Entries:
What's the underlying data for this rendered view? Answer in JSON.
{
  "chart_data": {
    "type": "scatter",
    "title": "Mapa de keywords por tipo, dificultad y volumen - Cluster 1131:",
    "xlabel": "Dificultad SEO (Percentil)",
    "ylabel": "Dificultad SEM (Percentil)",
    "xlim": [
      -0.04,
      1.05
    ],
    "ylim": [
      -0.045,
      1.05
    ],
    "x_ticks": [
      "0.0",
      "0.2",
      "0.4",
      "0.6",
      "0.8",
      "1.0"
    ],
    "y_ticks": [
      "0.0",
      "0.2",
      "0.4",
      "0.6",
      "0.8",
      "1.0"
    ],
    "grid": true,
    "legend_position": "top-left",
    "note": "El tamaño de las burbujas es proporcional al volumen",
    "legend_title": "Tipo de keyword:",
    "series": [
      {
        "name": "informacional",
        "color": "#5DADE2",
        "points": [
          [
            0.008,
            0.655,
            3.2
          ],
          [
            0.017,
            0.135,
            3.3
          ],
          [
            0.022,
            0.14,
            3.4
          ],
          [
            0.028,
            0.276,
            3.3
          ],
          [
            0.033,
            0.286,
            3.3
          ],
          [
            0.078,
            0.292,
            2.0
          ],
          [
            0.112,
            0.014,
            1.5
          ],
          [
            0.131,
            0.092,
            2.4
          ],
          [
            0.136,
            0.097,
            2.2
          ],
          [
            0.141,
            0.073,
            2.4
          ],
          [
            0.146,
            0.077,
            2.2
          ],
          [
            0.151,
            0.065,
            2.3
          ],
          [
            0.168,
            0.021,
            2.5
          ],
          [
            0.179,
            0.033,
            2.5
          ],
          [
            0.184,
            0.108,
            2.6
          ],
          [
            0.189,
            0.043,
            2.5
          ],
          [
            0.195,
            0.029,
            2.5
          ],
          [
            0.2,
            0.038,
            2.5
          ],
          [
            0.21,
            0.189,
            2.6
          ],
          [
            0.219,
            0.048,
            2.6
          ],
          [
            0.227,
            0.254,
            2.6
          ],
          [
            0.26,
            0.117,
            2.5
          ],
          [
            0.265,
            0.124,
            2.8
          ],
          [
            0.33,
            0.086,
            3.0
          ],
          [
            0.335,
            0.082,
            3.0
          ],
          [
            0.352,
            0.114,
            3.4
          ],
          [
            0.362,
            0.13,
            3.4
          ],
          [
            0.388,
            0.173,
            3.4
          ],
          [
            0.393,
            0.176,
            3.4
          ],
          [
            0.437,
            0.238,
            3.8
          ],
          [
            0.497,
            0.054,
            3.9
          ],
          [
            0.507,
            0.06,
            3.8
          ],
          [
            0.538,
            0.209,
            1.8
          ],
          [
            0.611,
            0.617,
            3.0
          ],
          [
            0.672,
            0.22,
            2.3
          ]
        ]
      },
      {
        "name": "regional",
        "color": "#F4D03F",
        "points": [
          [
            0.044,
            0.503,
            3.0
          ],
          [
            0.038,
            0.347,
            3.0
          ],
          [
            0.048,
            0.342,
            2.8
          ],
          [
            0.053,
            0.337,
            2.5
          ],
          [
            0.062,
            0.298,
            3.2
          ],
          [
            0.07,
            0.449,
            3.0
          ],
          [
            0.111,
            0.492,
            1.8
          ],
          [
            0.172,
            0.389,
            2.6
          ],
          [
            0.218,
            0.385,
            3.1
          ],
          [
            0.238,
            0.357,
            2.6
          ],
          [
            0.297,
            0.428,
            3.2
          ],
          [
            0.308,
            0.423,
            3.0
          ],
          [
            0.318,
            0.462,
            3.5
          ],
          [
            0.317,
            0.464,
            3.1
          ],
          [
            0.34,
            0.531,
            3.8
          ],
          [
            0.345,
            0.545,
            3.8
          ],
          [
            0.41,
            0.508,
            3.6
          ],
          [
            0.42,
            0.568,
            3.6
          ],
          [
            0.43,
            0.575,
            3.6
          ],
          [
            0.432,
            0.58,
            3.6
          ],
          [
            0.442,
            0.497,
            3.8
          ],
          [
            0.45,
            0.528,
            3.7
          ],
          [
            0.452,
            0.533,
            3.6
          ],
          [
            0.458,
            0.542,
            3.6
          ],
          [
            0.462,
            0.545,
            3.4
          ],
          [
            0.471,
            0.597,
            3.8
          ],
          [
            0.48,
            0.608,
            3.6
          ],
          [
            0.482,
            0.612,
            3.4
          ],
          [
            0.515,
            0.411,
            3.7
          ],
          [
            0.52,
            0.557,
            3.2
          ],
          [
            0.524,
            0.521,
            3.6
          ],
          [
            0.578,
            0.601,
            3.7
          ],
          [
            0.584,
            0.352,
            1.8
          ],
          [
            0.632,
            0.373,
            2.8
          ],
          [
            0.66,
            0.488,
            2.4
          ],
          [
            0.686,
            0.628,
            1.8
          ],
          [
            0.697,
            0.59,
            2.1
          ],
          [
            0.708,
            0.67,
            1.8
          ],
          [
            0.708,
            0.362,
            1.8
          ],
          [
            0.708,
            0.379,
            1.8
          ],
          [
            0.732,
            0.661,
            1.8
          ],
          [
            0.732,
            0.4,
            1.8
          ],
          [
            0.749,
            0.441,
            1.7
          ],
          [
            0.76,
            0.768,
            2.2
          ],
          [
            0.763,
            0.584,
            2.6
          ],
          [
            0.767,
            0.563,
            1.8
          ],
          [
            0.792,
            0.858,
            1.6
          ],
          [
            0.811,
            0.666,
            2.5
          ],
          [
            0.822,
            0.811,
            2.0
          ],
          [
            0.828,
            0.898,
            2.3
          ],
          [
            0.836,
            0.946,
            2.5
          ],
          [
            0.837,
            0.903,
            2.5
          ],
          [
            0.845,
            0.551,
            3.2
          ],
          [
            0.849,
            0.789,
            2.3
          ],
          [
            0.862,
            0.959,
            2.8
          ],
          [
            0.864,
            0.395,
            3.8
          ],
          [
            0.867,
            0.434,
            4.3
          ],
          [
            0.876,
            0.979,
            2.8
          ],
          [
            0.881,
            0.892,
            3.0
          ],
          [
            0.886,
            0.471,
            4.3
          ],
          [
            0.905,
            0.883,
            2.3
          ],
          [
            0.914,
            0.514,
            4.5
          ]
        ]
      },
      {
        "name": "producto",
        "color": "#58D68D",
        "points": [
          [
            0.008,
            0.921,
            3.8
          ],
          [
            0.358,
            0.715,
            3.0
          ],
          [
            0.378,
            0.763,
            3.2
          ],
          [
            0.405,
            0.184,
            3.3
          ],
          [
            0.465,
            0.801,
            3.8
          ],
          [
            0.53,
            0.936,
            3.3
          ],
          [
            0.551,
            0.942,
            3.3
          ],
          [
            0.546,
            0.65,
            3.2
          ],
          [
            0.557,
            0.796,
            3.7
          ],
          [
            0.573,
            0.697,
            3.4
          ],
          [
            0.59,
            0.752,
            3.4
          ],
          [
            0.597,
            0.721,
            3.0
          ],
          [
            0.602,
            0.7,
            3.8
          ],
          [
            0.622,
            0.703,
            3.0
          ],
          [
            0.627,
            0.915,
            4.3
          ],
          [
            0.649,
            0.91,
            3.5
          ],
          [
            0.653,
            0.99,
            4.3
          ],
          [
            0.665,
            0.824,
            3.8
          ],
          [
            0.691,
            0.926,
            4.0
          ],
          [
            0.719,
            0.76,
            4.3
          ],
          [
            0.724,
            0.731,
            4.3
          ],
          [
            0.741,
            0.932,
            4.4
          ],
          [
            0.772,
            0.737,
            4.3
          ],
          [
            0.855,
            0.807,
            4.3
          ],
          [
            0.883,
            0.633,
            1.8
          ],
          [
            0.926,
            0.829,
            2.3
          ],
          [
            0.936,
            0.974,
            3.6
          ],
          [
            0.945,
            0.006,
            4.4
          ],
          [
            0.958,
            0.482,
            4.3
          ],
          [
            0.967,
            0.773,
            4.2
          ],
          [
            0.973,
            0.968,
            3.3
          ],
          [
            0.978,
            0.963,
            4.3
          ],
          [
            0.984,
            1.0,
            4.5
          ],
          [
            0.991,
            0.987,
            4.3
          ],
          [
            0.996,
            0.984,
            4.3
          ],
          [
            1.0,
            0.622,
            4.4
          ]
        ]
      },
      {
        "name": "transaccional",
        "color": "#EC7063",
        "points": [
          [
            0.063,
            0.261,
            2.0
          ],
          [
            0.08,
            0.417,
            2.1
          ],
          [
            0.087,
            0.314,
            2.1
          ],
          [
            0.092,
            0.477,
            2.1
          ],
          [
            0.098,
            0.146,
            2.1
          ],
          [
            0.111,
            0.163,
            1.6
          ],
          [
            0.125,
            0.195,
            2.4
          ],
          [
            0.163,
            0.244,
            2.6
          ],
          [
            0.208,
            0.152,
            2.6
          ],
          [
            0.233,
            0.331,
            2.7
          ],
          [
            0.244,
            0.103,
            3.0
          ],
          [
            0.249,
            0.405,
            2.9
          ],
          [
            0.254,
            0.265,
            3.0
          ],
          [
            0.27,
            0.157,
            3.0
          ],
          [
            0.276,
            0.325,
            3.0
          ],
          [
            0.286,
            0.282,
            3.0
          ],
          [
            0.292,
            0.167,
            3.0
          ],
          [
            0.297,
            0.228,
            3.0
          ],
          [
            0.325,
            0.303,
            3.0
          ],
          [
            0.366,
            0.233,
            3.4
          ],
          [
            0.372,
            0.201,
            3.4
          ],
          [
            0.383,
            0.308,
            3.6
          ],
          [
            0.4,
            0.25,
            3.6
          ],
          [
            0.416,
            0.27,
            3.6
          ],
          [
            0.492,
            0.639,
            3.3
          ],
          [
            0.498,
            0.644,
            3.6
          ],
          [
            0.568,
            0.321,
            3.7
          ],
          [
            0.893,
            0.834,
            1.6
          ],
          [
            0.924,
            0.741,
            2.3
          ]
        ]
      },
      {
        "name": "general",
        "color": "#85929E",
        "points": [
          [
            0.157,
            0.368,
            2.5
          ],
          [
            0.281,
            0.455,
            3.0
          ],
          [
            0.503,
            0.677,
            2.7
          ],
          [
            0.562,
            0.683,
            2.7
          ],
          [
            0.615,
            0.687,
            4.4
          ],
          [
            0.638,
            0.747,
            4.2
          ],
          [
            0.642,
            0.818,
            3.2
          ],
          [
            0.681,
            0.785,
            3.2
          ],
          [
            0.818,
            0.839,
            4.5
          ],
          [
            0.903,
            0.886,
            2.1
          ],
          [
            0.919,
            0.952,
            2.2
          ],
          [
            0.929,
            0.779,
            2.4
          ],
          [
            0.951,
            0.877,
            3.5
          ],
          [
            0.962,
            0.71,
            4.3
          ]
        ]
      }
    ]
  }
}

Job: In the material above, find the lines that contain "volumen" and show them.

Output for this exercise:
    "title": "Mapa de keywords por tipo, dificultad y volumen - Cluster 1131:",
    "note": "El tamaño de las burbujas es proporcional al volumen",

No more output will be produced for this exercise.